** What to produce **
Can you copy the records from the line with "hero-text-line-1: THE BI: [128, 854, 325, 921]" up to and including the line with "home-icon[interactable]: [104, 192, 156, 244]", without changing anything?

**** Listed entries ****

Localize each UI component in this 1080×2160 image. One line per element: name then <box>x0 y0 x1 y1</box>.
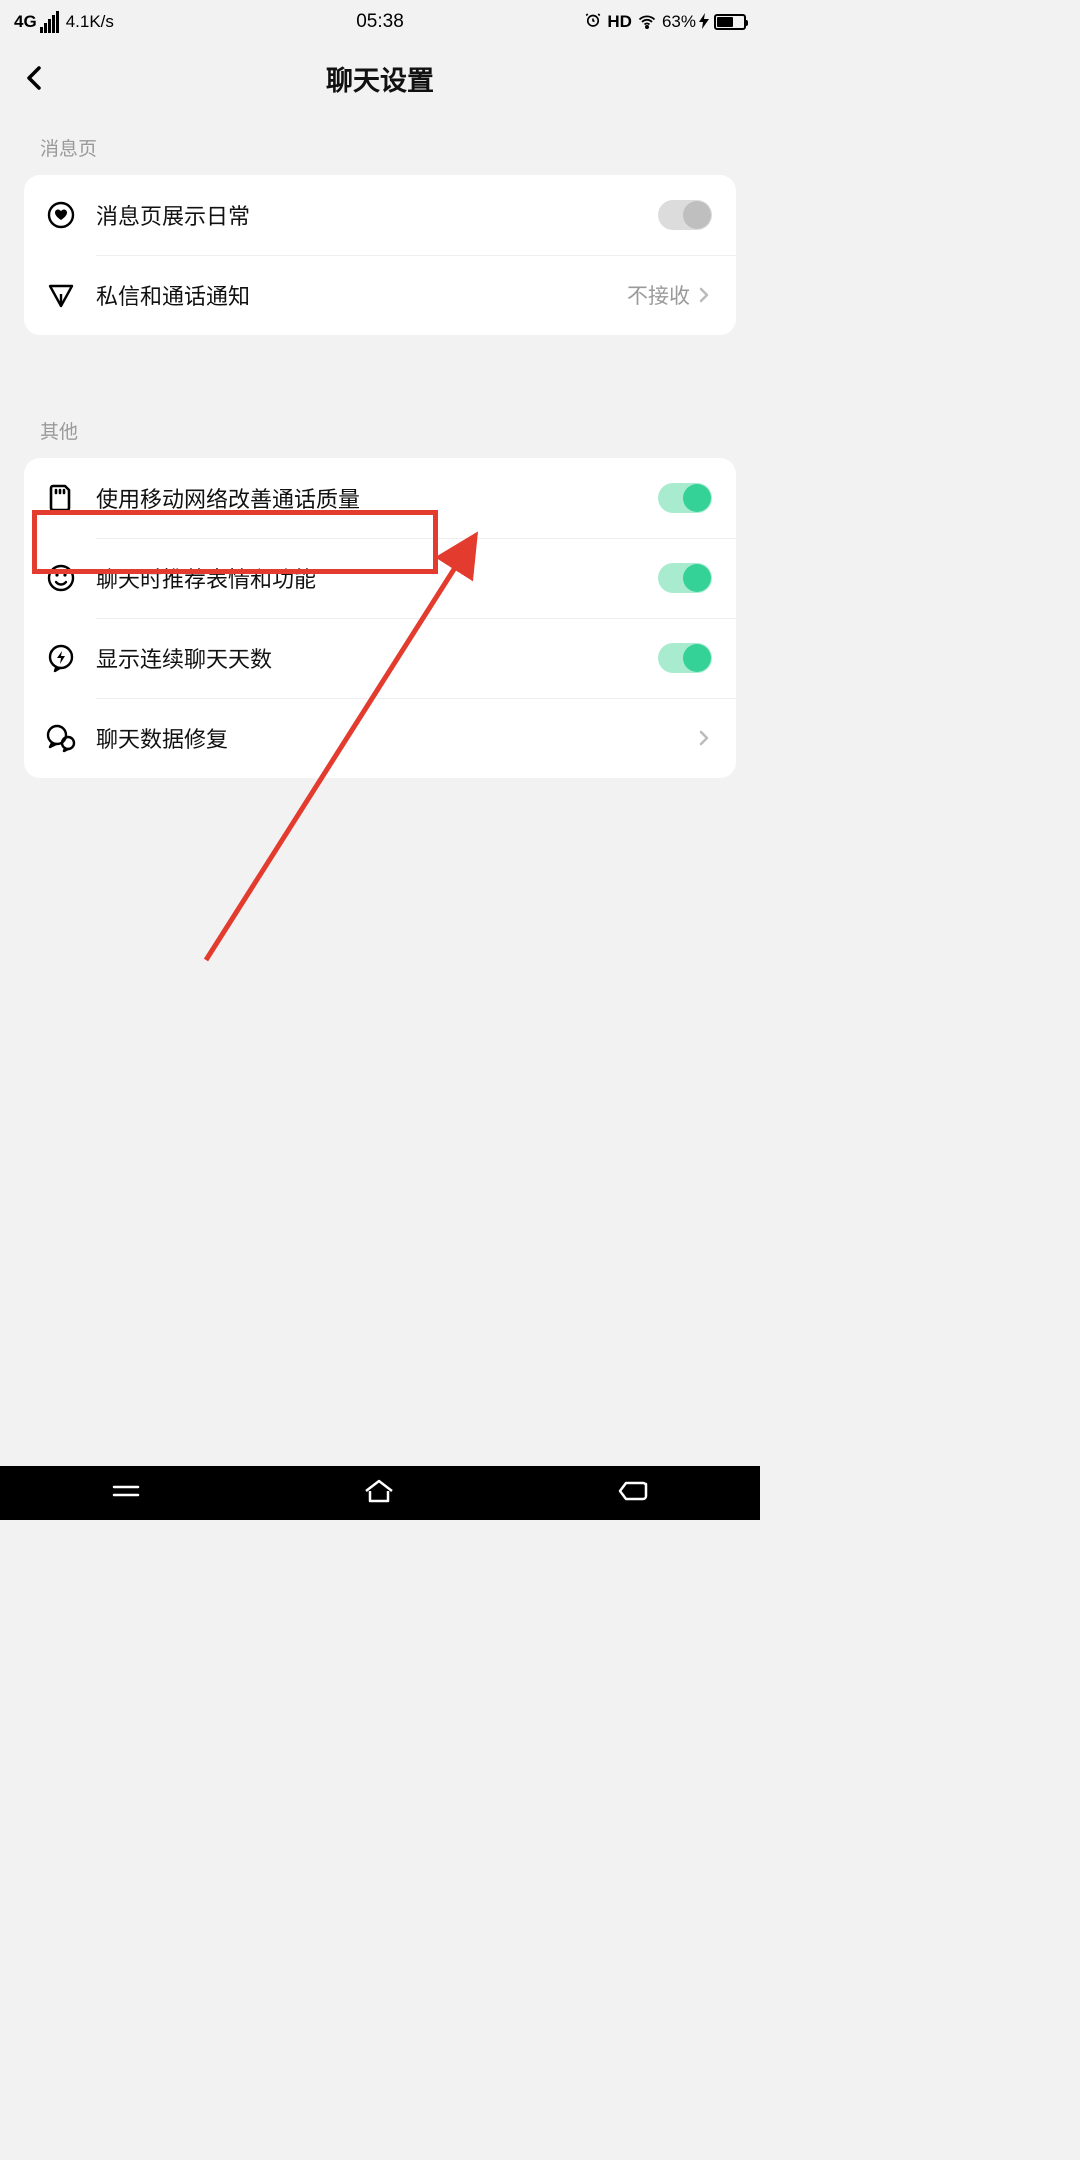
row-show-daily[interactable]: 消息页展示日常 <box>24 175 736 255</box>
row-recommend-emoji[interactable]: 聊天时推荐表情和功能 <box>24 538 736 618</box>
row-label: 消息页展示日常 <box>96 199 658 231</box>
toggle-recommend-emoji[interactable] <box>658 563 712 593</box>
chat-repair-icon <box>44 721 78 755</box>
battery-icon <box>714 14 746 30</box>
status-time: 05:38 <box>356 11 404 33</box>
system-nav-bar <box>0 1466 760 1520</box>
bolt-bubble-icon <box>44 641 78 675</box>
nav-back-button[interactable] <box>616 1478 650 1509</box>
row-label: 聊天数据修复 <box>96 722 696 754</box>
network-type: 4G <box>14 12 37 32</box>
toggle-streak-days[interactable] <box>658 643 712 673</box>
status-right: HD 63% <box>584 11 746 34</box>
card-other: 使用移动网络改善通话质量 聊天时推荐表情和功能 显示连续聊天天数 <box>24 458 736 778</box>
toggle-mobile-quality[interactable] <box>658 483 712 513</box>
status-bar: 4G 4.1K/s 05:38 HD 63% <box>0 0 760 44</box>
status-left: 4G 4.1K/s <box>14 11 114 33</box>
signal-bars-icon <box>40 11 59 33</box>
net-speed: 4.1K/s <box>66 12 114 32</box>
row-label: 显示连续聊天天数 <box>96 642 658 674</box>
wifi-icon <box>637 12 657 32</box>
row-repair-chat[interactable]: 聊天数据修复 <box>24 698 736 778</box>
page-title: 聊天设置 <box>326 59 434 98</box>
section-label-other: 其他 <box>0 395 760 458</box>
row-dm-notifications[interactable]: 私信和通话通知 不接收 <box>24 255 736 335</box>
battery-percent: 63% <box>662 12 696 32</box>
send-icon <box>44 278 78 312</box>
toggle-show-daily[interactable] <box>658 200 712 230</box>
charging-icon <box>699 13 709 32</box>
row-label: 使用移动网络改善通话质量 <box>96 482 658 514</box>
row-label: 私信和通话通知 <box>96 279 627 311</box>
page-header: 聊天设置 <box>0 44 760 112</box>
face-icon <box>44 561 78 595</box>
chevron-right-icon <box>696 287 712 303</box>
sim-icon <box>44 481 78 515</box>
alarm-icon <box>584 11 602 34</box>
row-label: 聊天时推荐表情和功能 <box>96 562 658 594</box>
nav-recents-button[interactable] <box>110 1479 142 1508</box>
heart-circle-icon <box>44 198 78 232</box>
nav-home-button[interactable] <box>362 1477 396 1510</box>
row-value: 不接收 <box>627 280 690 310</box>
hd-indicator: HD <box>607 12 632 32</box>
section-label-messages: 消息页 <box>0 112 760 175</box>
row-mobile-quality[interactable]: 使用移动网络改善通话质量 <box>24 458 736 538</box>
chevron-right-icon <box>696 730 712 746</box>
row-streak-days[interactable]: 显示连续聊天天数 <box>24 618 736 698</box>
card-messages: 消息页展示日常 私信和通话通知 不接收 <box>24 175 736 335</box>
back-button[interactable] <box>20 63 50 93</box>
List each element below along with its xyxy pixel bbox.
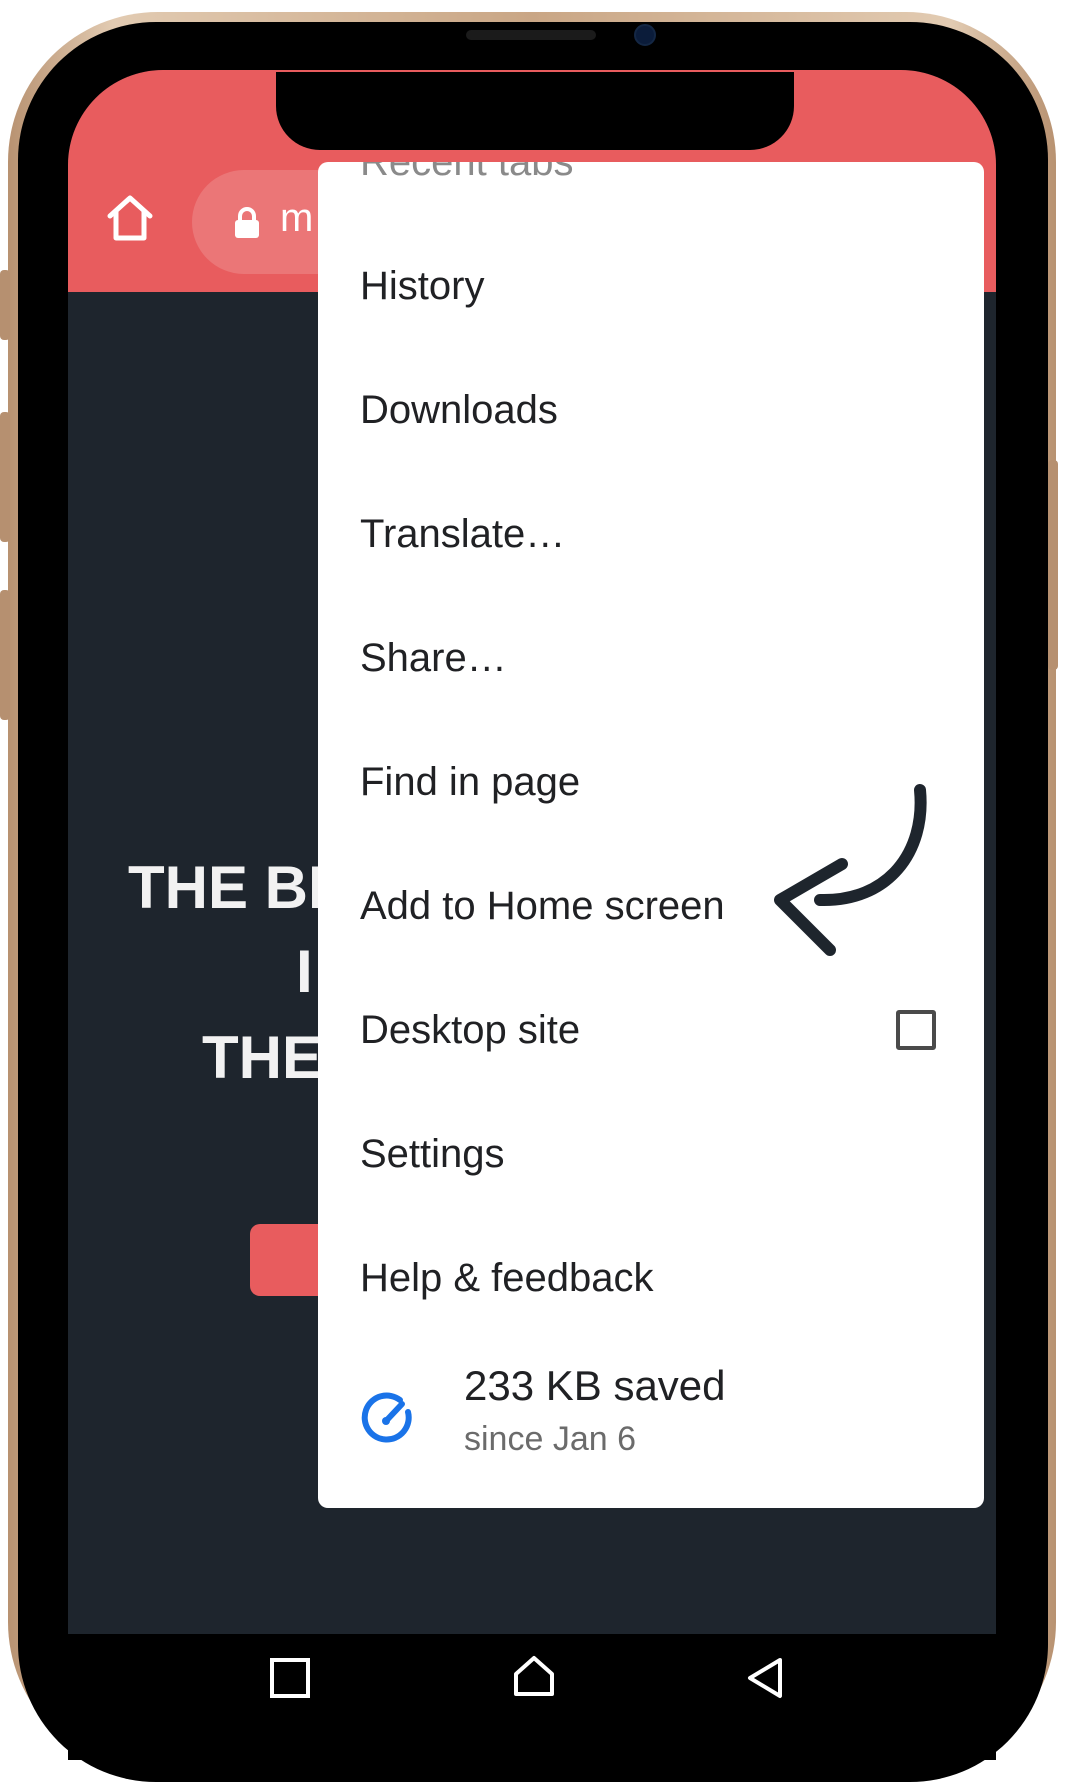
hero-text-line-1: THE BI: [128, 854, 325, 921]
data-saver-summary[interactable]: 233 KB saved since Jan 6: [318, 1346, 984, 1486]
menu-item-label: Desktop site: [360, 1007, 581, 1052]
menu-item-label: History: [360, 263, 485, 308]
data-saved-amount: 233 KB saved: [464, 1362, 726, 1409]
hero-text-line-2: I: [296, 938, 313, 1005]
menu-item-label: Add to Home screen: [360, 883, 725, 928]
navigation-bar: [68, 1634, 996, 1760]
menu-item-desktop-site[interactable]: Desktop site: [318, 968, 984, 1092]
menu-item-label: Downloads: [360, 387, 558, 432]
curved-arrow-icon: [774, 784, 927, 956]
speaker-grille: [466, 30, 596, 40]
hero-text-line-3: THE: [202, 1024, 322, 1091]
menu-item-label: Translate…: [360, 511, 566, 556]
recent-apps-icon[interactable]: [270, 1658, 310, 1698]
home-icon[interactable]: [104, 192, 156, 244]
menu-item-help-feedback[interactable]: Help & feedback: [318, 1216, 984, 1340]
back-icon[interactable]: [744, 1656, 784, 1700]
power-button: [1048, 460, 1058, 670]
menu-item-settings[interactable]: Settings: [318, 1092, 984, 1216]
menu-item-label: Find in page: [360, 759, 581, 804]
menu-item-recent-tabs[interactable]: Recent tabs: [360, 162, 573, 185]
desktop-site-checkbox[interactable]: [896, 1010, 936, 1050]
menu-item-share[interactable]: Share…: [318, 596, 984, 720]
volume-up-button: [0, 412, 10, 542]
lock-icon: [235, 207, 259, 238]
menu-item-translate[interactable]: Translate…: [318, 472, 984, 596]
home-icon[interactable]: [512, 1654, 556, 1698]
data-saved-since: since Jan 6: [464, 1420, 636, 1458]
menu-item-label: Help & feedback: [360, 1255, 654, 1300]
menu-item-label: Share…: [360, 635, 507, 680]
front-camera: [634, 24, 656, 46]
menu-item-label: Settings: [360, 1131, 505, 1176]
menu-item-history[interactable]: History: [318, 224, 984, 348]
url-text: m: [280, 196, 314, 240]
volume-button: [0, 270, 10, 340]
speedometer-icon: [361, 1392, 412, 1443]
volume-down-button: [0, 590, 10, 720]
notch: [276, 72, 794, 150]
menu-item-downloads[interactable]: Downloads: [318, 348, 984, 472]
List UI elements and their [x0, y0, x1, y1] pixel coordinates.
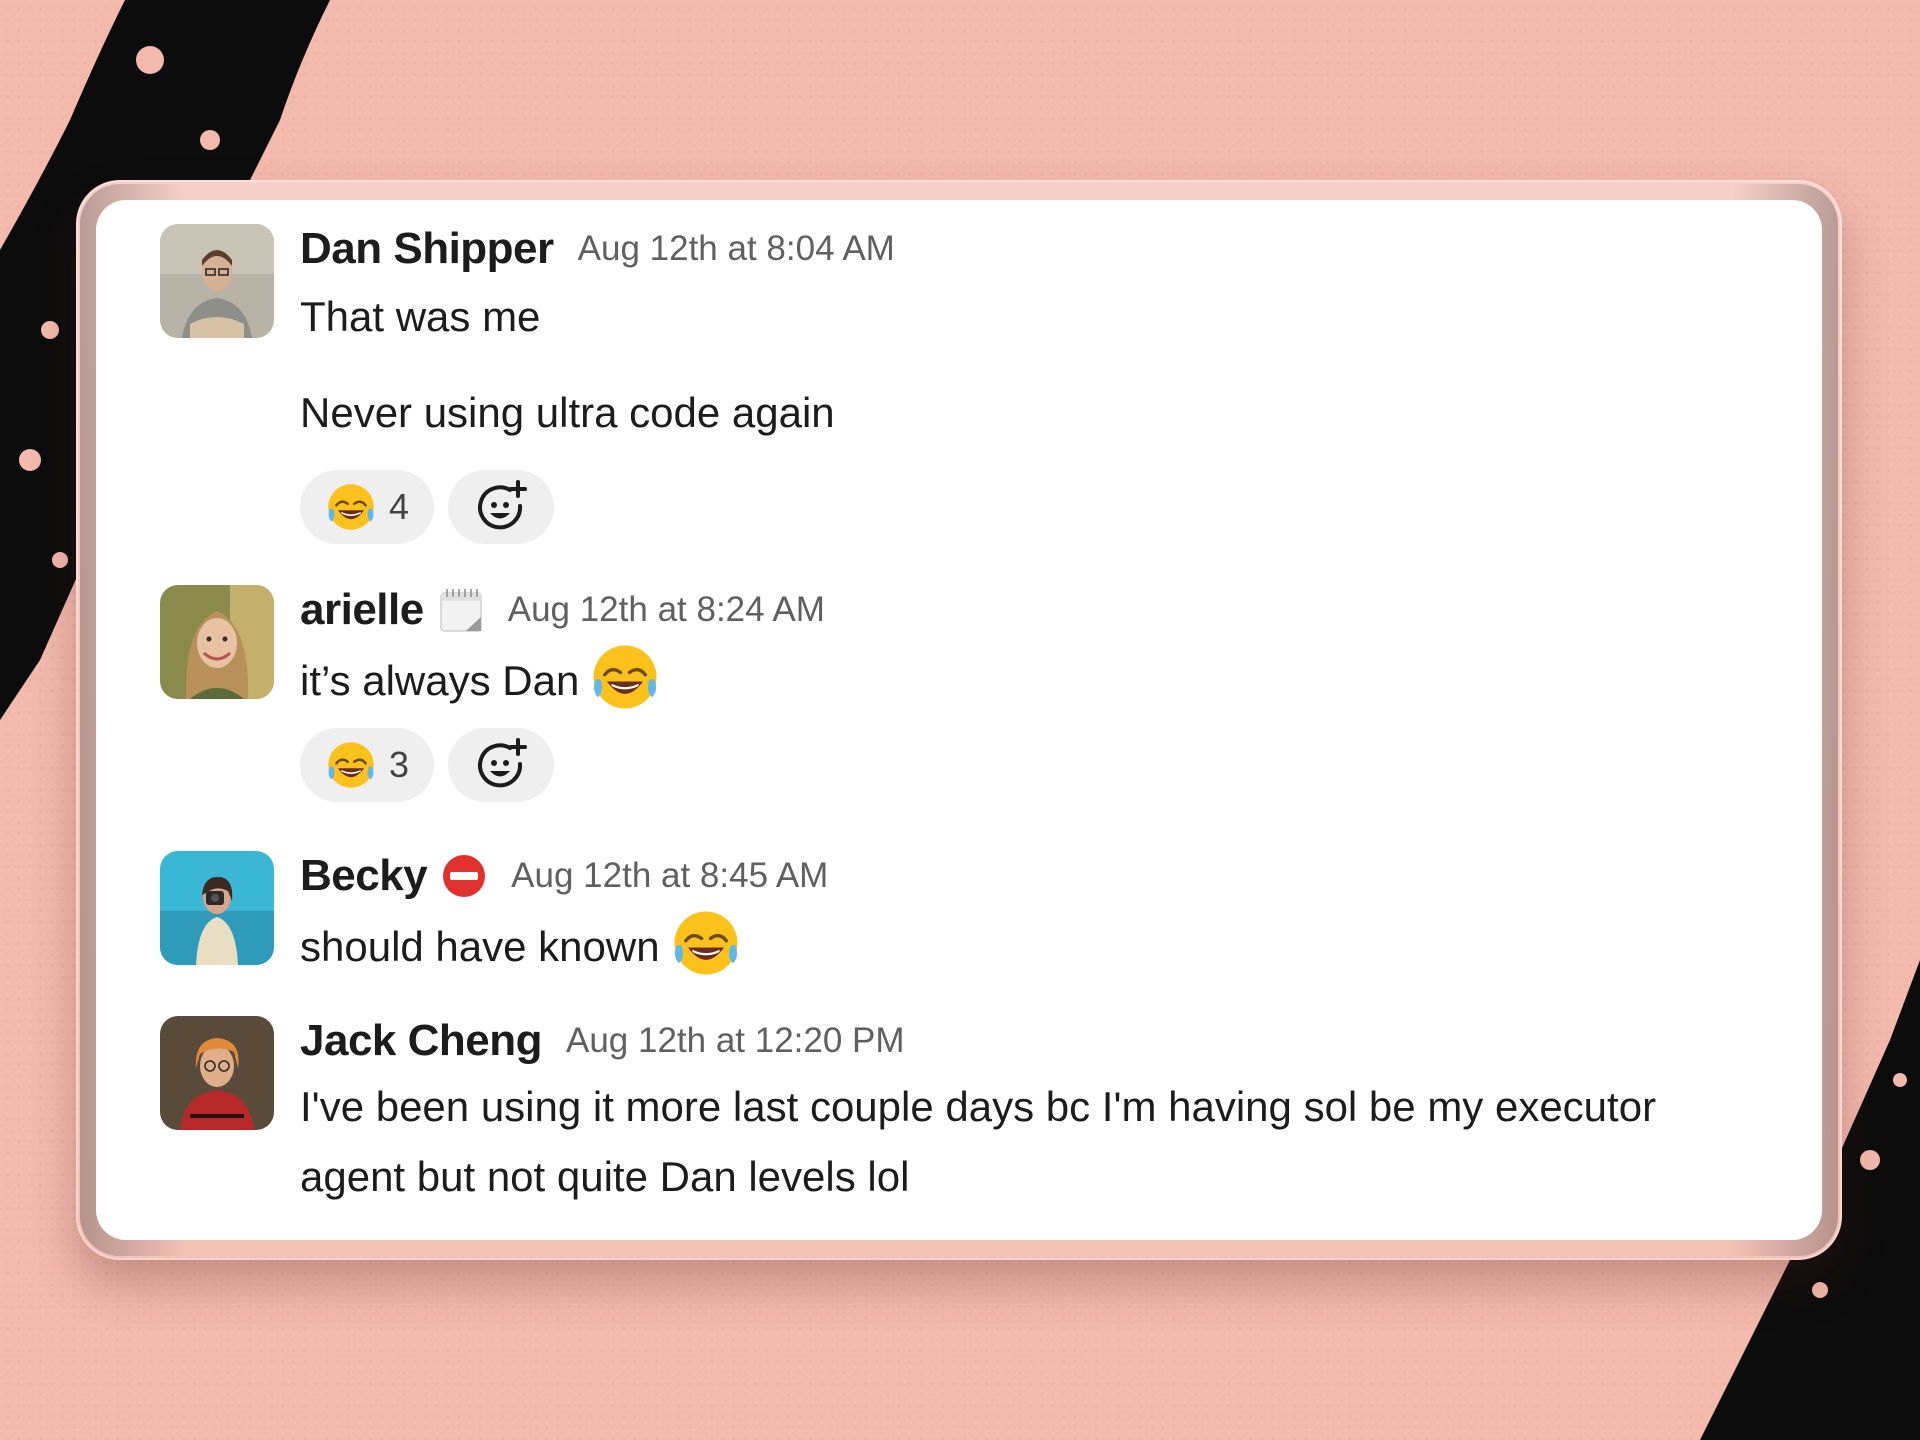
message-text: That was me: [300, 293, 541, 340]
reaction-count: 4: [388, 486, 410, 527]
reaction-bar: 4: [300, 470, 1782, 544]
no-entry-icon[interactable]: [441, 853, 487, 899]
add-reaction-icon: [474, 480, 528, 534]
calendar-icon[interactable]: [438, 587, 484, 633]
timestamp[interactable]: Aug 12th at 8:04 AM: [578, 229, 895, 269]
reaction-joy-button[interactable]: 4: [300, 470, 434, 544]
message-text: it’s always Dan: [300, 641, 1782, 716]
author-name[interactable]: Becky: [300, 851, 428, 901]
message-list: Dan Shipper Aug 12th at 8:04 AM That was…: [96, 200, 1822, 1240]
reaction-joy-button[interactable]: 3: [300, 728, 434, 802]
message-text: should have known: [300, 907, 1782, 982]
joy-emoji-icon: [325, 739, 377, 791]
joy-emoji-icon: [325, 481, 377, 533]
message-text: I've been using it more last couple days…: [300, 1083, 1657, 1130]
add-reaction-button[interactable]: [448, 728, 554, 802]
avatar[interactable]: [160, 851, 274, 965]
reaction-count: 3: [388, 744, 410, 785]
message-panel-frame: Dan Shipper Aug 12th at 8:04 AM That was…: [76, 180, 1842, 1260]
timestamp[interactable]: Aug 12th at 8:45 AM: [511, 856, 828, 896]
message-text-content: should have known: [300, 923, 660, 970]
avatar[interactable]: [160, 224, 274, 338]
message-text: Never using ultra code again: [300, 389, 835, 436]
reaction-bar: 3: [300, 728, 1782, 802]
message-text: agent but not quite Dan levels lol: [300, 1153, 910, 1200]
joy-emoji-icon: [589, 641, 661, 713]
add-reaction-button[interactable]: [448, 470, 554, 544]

****

** Output for this exercise **
hero-text-line-1: THE BI: [128, 854, 325, 921]
data-saver-summary[interactable]: 233 KB saved since Jan 6: [318, 1346, 984, 1486]
menu-item-label: Desktop site: [360, 1007, 581, 1052]
menu-item-label: History: [360, 263, 485, 308]
data-saved-amount: 233 KB saved: [464, 1362, 726, 1409]
hero-text-line-2: I: [296, 938, 313, 1005]
menu-item-label: Add to Home screen: [360, 883, 725, 928]
navigation-bar: [68, 1634, 996, 1760]
menu-item-desktop-site[interactable]: Desktop site: [318, 968, 984, 1092]
menu-item-label: Downloads: [360, 387, 558, 432]
curved-arrow-icon: [774, 784, 927, 956]
speaker-grille: [466, 30, 596, 40]
hero-text-line-3: THE: [202, 1024, 322, 1091]
menu-item-label: Translate…: [360, 511, 566, 556]
recent-apps-icon[interactable]: [270, 1658, 310, 1698]
home-icon[interactable]: [104, 192, 156, 244]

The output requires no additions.